| Required task |
Reproduce word for word the data from the line with "- chart-title: SWISS" to the line with "- swiss-point-20: [161, 690, 180, 709]", including both of those lines.

| Stored rows |
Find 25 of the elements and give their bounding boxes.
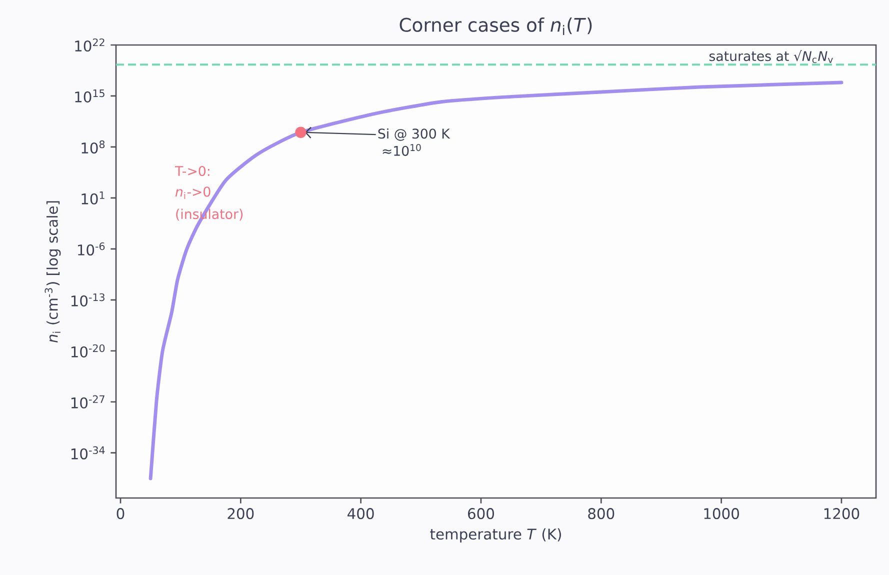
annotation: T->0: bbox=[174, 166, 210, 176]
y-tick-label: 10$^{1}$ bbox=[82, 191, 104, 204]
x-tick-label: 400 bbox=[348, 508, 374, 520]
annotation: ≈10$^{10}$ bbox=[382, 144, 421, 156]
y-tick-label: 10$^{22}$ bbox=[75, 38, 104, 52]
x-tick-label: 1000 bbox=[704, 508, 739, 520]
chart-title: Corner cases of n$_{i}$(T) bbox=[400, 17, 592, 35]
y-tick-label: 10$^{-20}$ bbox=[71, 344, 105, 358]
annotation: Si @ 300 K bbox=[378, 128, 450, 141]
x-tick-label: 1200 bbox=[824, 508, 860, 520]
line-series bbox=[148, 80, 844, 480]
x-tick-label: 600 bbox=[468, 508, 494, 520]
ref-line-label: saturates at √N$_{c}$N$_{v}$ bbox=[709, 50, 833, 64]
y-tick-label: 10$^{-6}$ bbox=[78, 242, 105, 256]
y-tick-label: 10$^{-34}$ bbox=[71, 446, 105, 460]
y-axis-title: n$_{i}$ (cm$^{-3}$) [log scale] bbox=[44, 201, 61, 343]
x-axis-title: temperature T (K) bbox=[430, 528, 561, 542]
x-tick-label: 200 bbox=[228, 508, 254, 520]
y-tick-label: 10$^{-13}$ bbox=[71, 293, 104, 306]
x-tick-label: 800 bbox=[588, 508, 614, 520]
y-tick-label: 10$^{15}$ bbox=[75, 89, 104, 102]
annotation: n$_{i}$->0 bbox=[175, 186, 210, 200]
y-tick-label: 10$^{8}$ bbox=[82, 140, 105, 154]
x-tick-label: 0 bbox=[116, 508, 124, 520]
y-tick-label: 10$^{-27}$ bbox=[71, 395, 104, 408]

==

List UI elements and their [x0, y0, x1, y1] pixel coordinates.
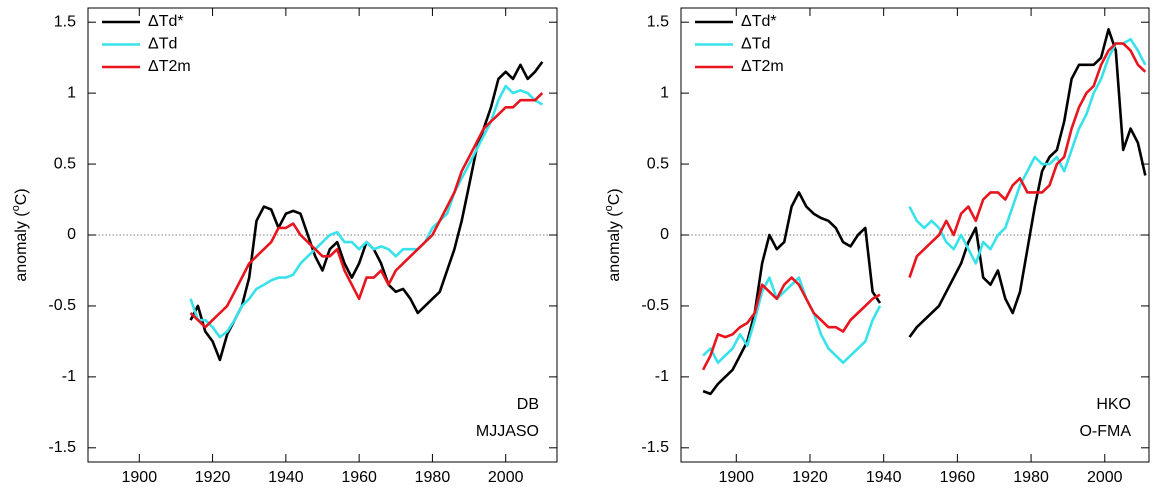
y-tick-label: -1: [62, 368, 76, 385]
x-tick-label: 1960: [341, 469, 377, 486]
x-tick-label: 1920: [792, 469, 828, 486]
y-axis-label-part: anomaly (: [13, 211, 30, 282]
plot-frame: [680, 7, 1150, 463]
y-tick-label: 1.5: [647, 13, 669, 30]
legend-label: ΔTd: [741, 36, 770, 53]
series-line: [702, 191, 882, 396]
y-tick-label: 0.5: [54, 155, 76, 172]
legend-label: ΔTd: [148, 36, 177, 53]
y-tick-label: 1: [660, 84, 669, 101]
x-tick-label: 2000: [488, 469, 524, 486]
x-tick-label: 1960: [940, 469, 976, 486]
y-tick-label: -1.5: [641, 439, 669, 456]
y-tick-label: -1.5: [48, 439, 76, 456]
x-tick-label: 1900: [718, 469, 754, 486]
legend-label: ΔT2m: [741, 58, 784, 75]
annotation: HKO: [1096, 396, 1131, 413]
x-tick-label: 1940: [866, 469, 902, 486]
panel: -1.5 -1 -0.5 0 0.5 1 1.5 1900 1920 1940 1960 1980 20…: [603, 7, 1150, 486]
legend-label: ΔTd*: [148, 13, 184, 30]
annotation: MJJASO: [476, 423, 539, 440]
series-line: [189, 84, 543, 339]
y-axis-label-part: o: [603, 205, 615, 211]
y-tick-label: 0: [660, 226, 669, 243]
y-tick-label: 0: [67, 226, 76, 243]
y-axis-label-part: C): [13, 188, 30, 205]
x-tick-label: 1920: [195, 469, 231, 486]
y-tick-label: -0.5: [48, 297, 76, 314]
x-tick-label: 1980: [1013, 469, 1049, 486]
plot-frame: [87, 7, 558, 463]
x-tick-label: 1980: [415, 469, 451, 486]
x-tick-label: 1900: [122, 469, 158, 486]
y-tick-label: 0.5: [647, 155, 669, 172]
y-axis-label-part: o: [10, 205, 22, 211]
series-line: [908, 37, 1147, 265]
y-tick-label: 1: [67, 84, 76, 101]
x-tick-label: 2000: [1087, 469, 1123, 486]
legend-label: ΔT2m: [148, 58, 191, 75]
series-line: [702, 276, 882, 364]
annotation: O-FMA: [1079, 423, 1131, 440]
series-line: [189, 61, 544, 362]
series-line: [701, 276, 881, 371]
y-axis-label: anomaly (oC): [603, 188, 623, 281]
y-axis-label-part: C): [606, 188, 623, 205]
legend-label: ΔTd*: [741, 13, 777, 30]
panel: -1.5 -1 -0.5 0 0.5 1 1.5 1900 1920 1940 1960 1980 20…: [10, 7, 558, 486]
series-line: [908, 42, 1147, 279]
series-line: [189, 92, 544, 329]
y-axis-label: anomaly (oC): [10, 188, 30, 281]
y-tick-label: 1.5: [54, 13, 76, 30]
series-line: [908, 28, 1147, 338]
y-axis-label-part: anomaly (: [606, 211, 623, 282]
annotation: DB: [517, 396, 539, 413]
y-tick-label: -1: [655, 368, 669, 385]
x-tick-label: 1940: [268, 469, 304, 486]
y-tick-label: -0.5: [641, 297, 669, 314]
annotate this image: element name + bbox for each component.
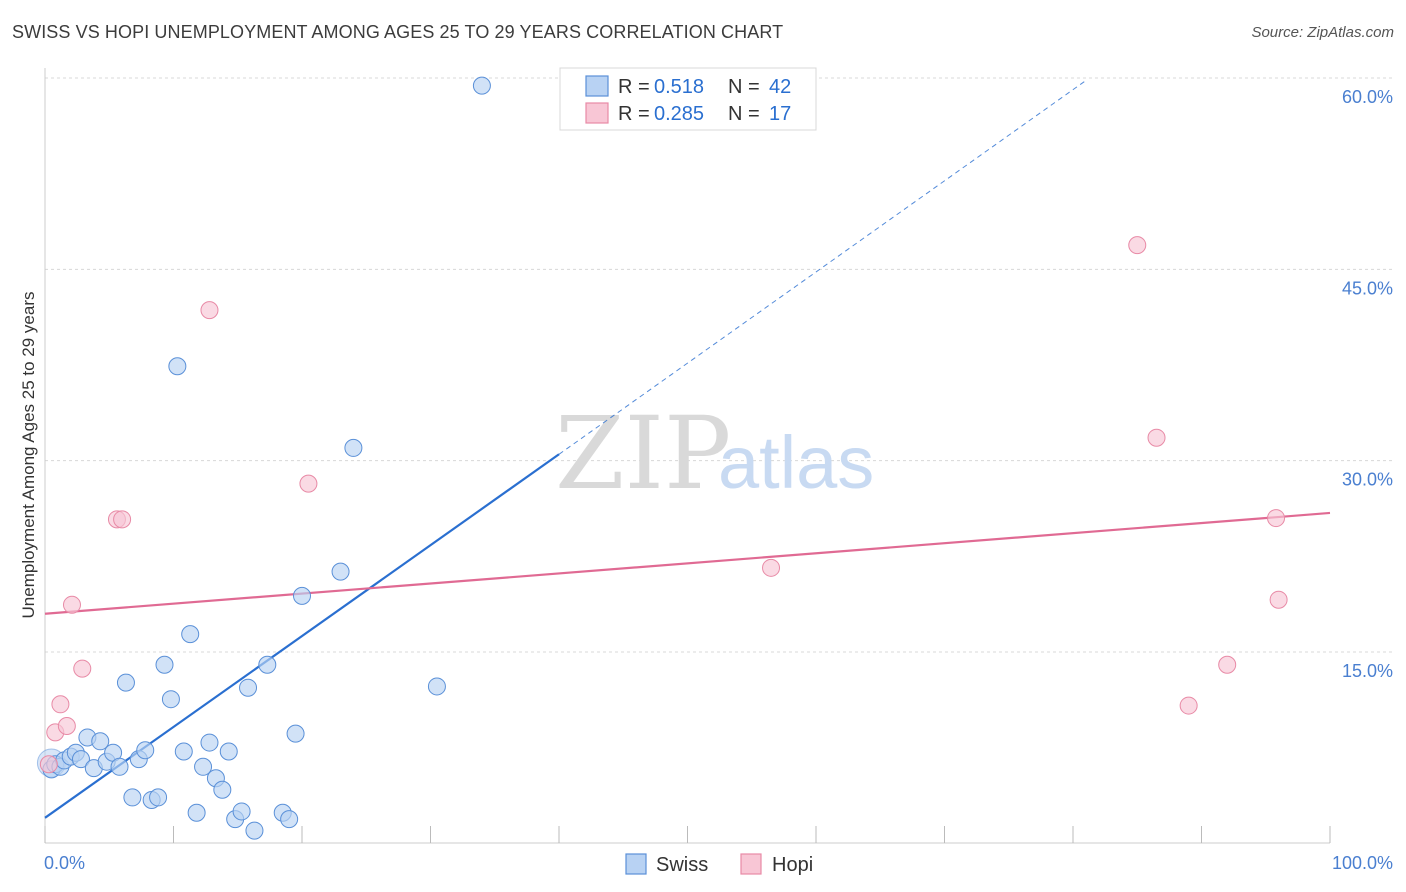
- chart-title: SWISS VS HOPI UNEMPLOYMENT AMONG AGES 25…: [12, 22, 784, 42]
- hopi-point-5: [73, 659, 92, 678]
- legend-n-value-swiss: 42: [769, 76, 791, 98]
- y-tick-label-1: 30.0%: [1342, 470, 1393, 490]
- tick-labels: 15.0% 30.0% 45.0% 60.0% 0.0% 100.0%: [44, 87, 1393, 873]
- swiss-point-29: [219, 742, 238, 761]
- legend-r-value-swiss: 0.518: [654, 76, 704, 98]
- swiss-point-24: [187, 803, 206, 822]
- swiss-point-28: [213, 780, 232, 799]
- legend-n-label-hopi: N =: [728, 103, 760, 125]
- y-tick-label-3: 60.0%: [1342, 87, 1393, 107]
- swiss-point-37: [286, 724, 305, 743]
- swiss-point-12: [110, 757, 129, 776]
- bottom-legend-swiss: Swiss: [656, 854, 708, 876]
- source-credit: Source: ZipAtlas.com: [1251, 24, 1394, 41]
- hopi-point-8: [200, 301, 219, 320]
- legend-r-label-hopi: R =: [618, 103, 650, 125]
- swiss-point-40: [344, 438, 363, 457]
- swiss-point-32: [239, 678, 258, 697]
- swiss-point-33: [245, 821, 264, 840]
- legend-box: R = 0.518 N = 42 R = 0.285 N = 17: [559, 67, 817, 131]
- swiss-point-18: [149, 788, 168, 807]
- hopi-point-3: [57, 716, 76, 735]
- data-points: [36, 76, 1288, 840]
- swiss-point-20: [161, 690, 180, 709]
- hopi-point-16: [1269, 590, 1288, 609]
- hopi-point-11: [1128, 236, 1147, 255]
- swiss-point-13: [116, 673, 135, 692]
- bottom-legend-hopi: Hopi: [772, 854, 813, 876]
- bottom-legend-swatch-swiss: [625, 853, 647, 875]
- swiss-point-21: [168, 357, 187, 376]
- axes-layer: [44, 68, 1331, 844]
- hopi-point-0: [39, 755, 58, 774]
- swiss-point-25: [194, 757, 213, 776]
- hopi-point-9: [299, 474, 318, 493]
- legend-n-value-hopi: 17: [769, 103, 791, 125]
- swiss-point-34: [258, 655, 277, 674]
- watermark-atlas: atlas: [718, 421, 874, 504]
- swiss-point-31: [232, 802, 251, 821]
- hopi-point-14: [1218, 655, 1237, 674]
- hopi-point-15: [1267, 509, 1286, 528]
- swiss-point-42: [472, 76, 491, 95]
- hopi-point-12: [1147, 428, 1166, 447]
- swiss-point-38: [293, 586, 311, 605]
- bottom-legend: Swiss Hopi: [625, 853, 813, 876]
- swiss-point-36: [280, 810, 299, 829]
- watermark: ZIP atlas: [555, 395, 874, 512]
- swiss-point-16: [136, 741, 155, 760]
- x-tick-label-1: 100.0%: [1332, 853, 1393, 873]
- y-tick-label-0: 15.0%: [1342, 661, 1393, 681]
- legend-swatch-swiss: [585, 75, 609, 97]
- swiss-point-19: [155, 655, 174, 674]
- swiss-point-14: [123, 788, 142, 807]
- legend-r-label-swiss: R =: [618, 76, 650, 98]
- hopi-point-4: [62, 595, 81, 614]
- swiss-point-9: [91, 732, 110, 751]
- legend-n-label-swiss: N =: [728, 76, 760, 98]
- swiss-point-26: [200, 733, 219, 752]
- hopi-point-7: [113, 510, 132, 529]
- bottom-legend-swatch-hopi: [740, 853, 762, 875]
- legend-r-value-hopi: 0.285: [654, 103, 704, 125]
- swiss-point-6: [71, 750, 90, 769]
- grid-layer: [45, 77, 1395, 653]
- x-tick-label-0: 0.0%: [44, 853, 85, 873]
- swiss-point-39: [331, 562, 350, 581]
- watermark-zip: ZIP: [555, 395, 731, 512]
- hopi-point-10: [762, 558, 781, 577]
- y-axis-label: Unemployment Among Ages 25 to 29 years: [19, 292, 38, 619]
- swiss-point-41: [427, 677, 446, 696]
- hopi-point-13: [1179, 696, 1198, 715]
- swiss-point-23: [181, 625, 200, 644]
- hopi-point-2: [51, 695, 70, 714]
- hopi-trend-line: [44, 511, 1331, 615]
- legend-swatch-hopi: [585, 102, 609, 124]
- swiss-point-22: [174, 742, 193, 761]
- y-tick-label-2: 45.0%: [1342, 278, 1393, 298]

==

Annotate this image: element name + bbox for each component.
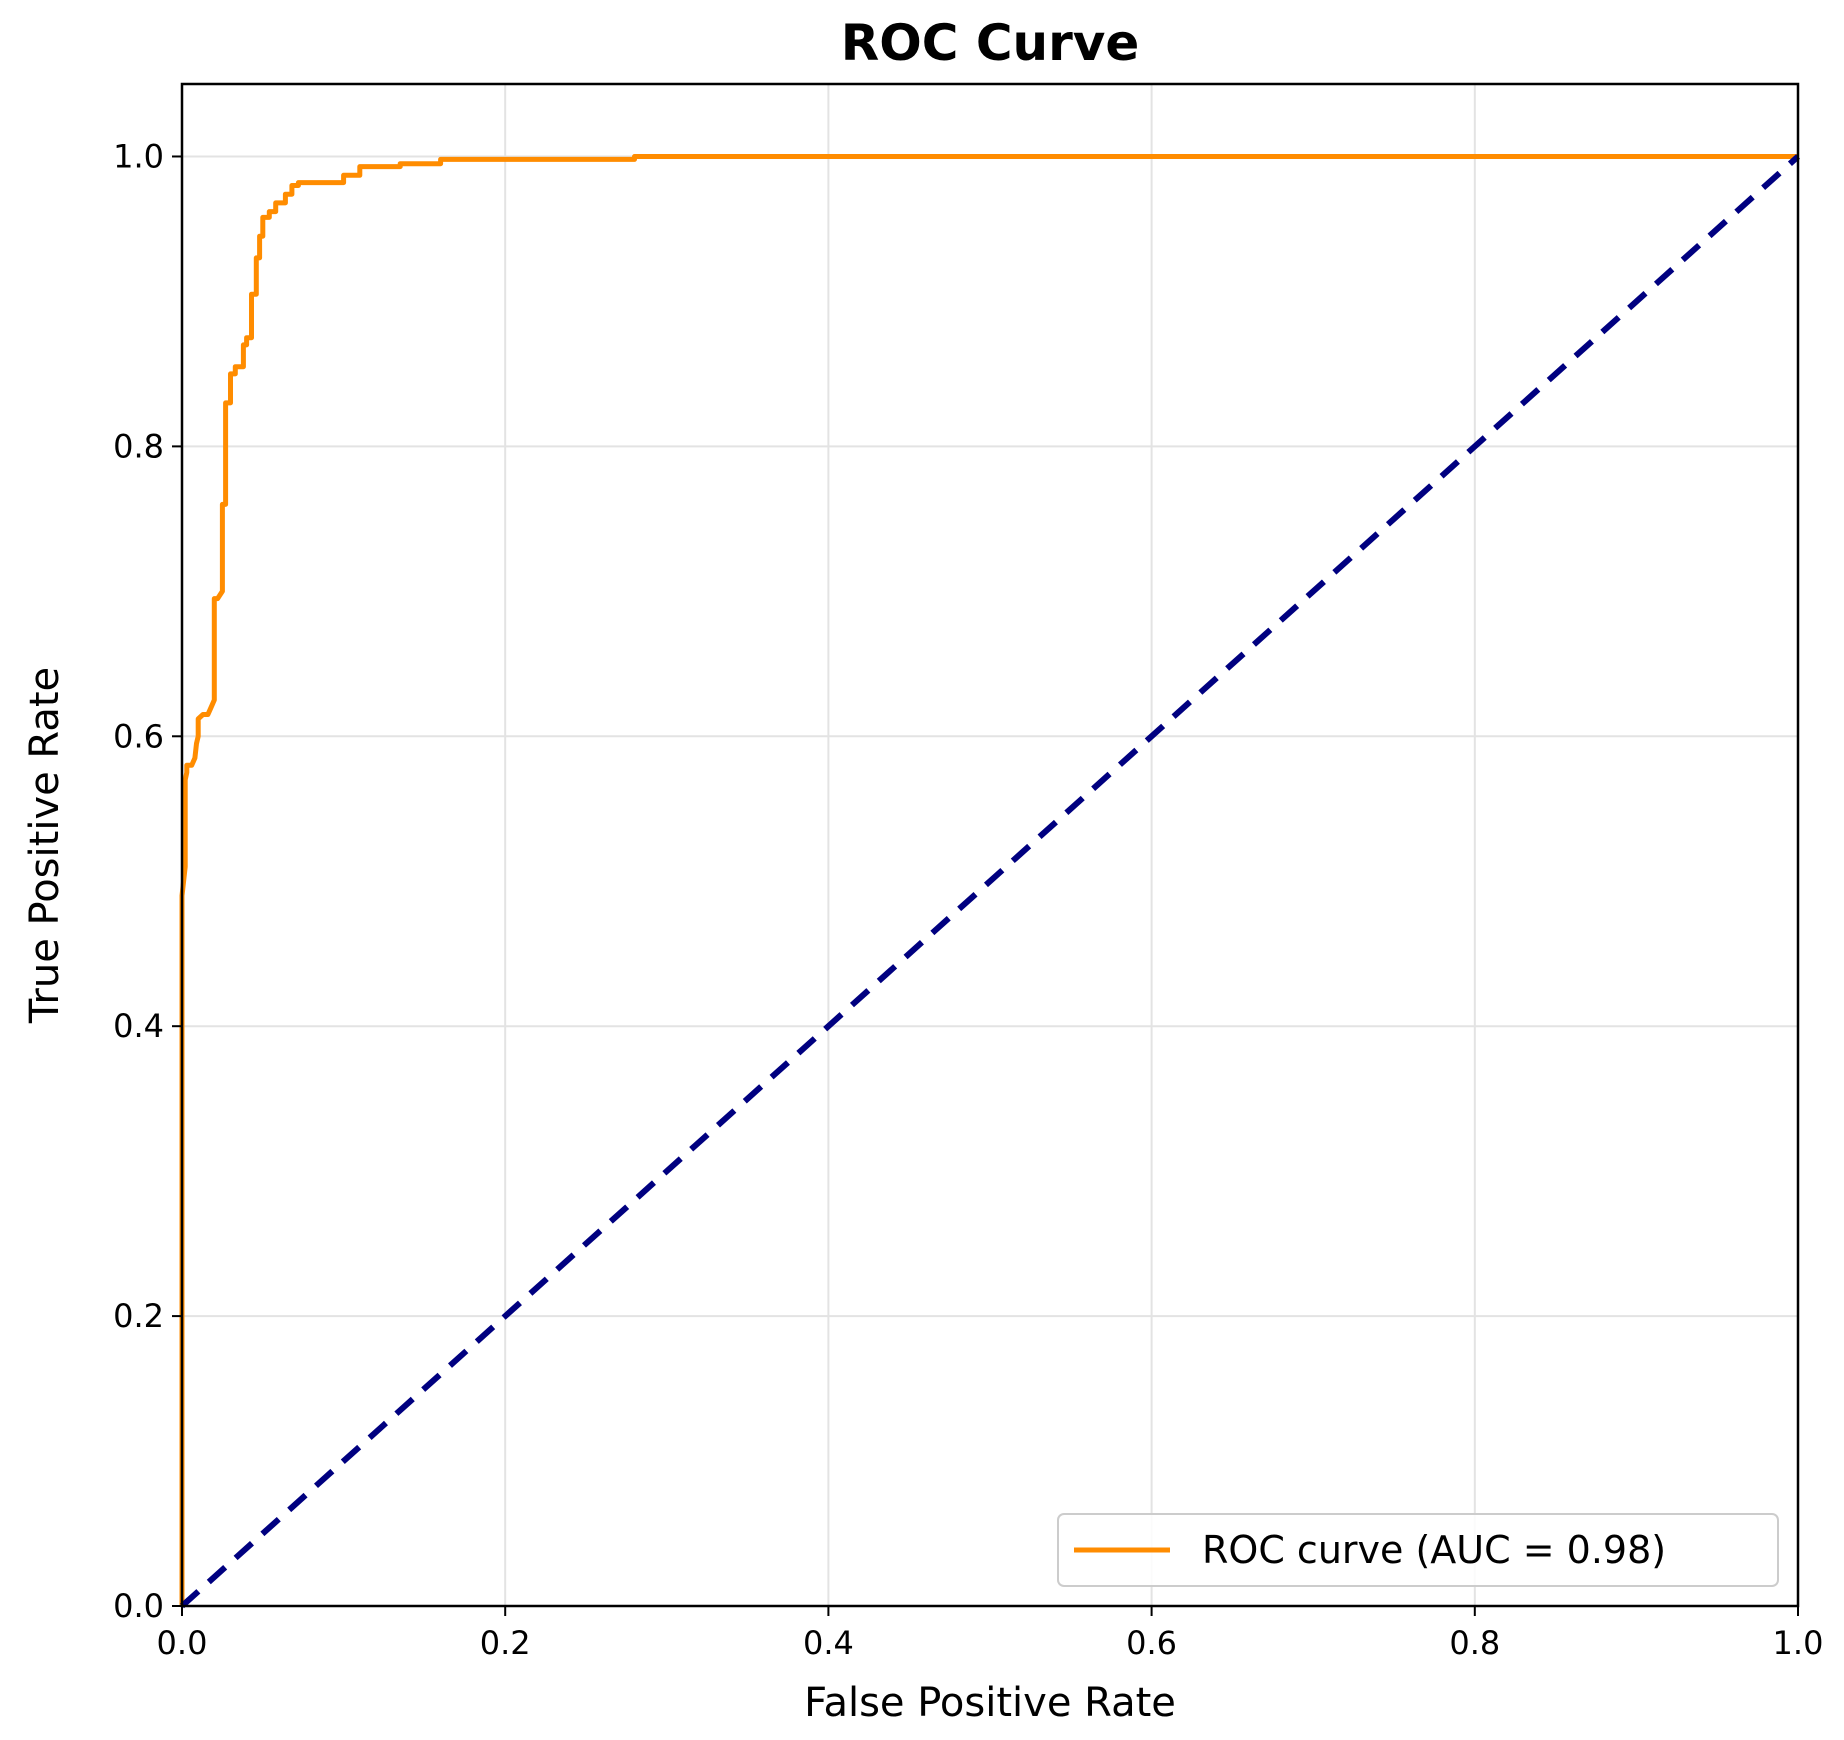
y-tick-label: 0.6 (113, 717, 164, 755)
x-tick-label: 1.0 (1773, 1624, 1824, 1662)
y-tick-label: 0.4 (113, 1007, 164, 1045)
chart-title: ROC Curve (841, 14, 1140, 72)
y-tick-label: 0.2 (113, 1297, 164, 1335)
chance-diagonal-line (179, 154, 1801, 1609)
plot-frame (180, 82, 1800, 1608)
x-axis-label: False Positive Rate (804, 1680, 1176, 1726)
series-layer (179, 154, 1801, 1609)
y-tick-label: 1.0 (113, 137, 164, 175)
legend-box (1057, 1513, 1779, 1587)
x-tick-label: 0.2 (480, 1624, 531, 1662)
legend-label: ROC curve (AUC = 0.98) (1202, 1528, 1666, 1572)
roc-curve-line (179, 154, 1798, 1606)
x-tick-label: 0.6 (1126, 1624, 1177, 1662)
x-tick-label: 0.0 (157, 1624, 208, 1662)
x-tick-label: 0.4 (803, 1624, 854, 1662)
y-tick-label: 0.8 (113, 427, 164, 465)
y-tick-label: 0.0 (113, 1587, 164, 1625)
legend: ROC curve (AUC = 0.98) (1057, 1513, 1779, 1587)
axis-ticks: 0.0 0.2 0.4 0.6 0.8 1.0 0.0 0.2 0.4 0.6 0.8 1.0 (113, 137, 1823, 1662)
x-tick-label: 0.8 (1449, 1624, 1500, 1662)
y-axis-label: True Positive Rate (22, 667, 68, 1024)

| Final result |
- chart-title: SWISS VS HOPI UNEMPLOYMENT AMONG AGES 25…: [12, 22, 784, 42]
- hopi-point-5: [73, 659, 92, 678]
- legend-n-value-swiss: 42: [769, 76, 791, 98]
- y-tick-label-1: 30.0%: [1342, 470, 1393, 490]
- tick-labels: 15.0% 30.0% 45.0% 60.0% 0.0% 100.0%: [44, 87, 1393, 873]
- swiss-point-29: [219, 742, 238, 761]
- legend-r-value-swiss: 0.518: [654, 76, 704, 98]
- swiss-point-24: [187, 803, 206, 822]
- swiss-point-28: [213, 780, 232, 799]
- legend-n-label-hopi: N =: [728, 103, 760, 125]
- y-tick-label-3: 60.0%: [1342, 87, 1393, 107]
- swiss-point-37: [286, 724, 305, 743]
- swiss-point-12: [110, 757, 129, 776]
- bottom-legend-swiss: Swiss: [656, 854, 708, 876]
- source-credit: Source: ZipAtlas.com: [1251, 24, 1394, 41]
- hopi-point-8: [200, 301, 219, 320]
- legend-r-label-hopi: R =: [618, 103, 650, 125]
- swiss-point-40: [344, 438, 363, 457]
- swiss-point-32: [239, 678, 258, 697]
- swiss-point-33: [245, 821, 264, 840]
- legend-box: R = 0.518 N = 42 R = 0.285 N = 17: [559, 67, 817, 131]
- swiss-point-18: [149, 788, 168, 807]
- hopi-point-3: [57, 716, 76, 735]
- data-points: [36, 76, 1288, 840]
- swiss-point-20: [161, 690, 180, 709]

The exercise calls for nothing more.